[Data extracted from a collection]
START

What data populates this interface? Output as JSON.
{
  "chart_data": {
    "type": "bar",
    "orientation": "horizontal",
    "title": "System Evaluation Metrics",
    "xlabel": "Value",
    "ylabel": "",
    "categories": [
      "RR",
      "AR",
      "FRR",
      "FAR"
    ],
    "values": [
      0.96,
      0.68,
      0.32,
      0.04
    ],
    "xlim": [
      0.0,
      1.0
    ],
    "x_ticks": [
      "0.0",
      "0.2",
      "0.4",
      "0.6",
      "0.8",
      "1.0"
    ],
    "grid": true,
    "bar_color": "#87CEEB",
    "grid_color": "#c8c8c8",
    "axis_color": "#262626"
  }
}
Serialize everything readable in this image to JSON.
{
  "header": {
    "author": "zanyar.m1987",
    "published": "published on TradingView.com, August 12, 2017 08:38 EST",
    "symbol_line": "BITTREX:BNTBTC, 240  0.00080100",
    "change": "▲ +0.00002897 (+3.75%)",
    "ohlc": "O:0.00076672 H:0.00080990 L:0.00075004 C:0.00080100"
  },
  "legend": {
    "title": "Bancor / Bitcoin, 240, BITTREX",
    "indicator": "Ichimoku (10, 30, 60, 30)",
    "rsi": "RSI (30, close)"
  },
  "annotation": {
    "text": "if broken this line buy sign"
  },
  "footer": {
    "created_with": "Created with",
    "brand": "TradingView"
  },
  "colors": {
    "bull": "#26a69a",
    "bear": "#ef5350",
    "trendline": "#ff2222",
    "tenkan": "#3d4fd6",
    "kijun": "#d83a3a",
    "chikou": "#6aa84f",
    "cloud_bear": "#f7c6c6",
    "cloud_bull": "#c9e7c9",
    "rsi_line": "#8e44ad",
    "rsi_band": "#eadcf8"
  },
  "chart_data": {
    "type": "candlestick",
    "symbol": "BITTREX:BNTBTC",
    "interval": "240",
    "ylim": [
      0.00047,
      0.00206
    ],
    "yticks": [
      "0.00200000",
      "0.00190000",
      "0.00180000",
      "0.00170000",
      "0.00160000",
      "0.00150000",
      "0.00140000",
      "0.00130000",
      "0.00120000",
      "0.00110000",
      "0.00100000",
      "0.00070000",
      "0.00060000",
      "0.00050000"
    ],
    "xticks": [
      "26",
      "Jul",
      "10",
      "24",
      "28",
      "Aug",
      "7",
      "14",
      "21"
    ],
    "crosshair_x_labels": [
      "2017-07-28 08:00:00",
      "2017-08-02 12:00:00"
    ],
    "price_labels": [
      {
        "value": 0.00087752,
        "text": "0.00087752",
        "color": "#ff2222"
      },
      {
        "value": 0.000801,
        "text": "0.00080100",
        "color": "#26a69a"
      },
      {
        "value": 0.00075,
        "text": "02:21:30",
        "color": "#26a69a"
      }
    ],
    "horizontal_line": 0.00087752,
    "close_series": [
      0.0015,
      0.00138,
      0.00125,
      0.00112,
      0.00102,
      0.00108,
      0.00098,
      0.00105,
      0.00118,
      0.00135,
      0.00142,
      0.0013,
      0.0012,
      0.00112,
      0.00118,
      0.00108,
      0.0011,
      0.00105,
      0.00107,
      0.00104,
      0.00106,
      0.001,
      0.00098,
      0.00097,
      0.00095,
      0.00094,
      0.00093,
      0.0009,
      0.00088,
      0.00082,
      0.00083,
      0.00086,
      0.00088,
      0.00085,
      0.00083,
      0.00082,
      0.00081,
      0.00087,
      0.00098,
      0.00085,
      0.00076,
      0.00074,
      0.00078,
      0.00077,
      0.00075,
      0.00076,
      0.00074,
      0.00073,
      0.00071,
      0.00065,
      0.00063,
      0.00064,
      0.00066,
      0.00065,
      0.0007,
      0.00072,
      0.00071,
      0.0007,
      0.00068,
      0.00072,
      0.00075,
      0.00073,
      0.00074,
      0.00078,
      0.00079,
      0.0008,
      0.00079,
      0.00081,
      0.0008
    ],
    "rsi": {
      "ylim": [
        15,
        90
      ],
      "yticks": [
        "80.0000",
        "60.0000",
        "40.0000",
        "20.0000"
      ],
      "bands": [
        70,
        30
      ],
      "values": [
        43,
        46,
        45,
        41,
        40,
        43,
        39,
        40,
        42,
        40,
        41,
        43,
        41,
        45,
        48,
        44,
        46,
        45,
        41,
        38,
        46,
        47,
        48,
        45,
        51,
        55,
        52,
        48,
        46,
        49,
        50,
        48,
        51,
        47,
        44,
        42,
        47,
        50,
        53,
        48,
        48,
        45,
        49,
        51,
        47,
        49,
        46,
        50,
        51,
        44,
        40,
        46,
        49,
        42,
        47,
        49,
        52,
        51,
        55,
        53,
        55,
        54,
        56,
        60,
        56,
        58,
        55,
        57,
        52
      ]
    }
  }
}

END

[Exercise aim] Return the listing above word for word.

[Result]
What data populates this interface? Output as JSON.
{
  "chart_data": {
    "type": "bar",
    "orientation": "horizontal",
    "title": "System Evaluation Metrics",
    "xlabel": "Value",
    "ylabel": "",
    "categories": [
      "RR",
      "AR",
      "FRR",
      "FAR"
    ],
    "values": [
      0.96,
      0.68,
      0.32,
      0.04
    ],
    "xlim": [
      0.0,
      1.0
    ],
    "x_ticks": [
      "0.0",
      "0.2",
      "0.4",
      "0.6",
      "0.8",
      "1.0"
    ],
    "grid": true,
    "bar_color": "#87CEEB",
    "grid_color": "#c8c8c8",
    "axis_color": "#262626"
  }
}
Serialize everything readable in this image to JSON.
{
  "header": {
    "author": "zanyar.m1987",
    "published": "published on TradingView.com, August 12, 2017 08:38 EST",
    "symbol_line": "BITTREX:BNTBTC, 240  0.00080100",
    "change": "▲ +0.00002897 (+3.75%)",
    "ohlc": "O:0.00076672 H:0.00080990 L:0.00075004 C:0.00080100"
  },
  "legend": {
    "title": "Bancor / Bitcoin, 240, BITTREX",
    "indicator": "Ichimoku (10, 30, 60, 30)",
    "rsi": "RSI (30, close)"
  },
  "annotation": {
    "text": "if broken this line buy sign"
  },
  "footer": {
    "created_with": "Created with",
    "brand": "TradingView"
  },
  "colors": {
    "bull": "#26a69a",
    "bear": "#ef5350",
    "trendline": "#ff2222",
    "tenkan": "#3d4fd6",
    "kijun": "#d83a3a",
    "chikou": "#6aa84f",
    "cloud_bear": "#f7c6c6",
    "cloud_bull": "#c9e7c9",
    "rsi_line": "#8e44ad",
    "rsi_band": "#eadcf8"
  },
  "chart_data": {
    "type": "candlestick",
    "symbol": "BITTREX:BNTBTC",
    "interval": "240",
    "ylim": [
      0.00047,
      0.00206
    ],
    "yticks": [
      "0.00200000",
      "0.00190000",
      "0.00180000",
      "0.00170000",
      "0.00160000",
      "0.00150000",
      "0.00140000",
      "0.00130000",
      "0.00120000",
      "0.00110000",
      "0.00100000",
      "0.00070000",
      "0.00060000",
      "0.00050000"
    ],
    "xticks": [
      "26",
      "Jul",
      "10",
      "24",
      "28",
      "Aug",
      "7",
      "14",
      "21"
    ],
    "crosshair_x_labels": [
      "2017-07-28 08:00:00",
      "2017-08-02 12:00:00"
    ],
    "price_labels": [
      {
        "value": 0.00087752,
        "text": "0.00087752",
        "color": "#ff2222"
      },
      {
        "value": 0.000801,
        "text": "0.00080100",
        "color": "#26a69a"
      },
      {
        "value": 0.00075,
        "text": "02:21:30",
        "color": "#26a69a"
      }
    ],
    "horizontal_line": 0.00087752,
    "close_series": [
      0.0015,
      0.00138,
      0.00125,
      0.00112,
      0.00102,
      0.00108,
      0.00098,
      0.00105,
      0.00118,
      0.00135,
      0.00142,
      0.0013,
      0.0012,
      0.00112,
      0.00118,
      0.00108,
      0.0011,
      0.00105,
      0.00107,
      0.00104,
      0.00106,
      0.001,
      0.00098,
      0.00097,
      0.00095,
      0.00094,
      0.00093,
      0.0009,
      0.00088,
      0.00082,
      0.00083,
      0.00086,
      0.00088,
      0.00085,
      0.00083,
      0.00082,
      0.00081,
      0.00087,
      0.00098,
      0.00085,
      0.00076,
      0.00074,
      0.00078,
      0.00077,
      0.00075,
      0.00076,
      0.00074,
      0.00073,
      0.00071,
      0.00065,
      0.00063,
      0.00064,
      0.00066,
      0.00065,
      0.0007,
      0.00072,
      0.00071,
      0.0007,
      0.00068,
      0.00072,
      0.00075,
      0.00073,
      0.00074,
      0.00078,
      0.00079,
      0.0008,
      0.00079,
      0.00081,
      0.0008
    ],
    "rsi": {
      "ylim": [
        15,
        90
      ],
      "yticks": [
        "80.0000",
        "60.0000",
        "40.0000",
        "20.0000"
      ],
      "bands": [
        70,
        30
      ],
      "values": [
        43,
        46,
        45,
        41,
        40,
        43,
        39,
        40,
        42,
        40,
        41,
        43,
        41,
        45,
        48,
        44,
        46,
        45,
        41,
        38,
        46,
        47,
        48,
        45,
        51,
        55,
        52,
        48,
        46,
        49,
        50,
        48,
        51,
        47,
        44,
        42,
        47,
        50,
        53,
        48,
        48,
        45,
        49,
        51,
        47,
        49,
        46,
        50,
        51,
        44,
        40,
        46,
        49,
        42,
        47,
        49,
        52,
        51,
        55,
        53,
        55,
        54,
        56,
        60,
        56,
        58,
        55,
        57,
        52
      ]
    }
  }
}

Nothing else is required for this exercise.